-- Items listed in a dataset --
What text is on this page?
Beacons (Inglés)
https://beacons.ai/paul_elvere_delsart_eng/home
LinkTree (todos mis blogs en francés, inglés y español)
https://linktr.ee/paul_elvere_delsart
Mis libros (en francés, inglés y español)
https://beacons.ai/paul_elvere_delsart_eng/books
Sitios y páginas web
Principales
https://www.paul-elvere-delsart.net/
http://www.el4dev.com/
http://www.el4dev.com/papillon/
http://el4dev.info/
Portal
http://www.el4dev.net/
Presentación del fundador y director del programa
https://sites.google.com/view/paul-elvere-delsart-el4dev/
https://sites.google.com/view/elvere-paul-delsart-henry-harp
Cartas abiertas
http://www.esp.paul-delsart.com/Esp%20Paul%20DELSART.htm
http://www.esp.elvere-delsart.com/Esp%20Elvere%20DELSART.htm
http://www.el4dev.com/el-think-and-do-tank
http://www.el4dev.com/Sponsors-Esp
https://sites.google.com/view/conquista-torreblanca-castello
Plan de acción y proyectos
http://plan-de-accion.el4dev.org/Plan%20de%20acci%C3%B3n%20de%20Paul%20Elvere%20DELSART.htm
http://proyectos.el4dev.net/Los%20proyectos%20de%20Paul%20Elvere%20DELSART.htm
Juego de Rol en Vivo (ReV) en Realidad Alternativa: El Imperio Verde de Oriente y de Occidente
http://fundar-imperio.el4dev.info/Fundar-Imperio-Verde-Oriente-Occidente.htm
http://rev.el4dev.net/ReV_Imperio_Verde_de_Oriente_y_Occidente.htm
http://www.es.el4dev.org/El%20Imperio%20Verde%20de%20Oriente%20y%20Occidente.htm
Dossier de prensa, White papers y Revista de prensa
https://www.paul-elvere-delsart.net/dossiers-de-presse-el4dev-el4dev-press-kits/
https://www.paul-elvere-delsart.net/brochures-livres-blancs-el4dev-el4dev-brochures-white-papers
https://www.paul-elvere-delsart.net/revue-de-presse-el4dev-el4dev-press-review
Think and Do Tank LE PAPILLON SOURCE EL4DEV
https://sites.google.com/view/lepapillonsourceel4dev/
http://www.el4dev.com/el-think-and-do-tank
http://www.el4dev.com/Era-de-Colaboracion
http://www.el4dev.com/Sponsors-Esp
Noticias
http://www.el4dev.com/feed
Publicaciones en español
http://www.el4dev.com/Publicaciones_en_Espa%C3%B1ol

-- What this task involves --
Find every line that has "proyectos" in it, then return those lines.

-- Exercise output --
Plan de acción y proyectos
http://proyectos.el4dev.net/Los%20proyectos%20de%20Paul%20Elvere%20DELSART.htm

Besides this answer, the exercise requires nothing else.